▶ _BRIEF_: Within the material below, find each line bearing the word "mass" and present it.

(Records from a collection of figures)
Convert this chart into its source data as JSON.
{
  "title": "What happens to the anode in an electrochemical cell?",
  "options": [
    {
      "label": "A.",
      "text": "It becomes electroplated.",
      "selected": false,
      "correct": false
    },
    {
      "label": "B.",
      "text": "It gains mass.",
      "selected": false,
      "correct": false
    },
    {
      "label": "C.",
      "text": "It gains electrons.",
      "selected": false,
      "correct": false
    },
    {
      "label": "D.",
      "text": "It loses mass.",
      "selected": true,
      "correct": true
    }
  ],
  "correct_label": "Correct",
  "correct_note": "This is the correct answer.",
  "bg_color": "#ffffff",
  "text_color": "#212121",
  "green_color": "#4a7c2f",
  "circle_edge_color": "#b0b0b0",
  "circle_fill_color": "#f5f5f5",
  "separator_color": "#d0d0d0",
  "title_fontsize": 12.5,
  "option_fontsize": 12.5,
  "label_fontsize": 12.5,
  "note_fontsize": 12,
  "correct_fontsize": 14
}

▶ _ANSWER TO THIS TASK_:
      "text": "It gains mass.",
      "text": "It loses mass.",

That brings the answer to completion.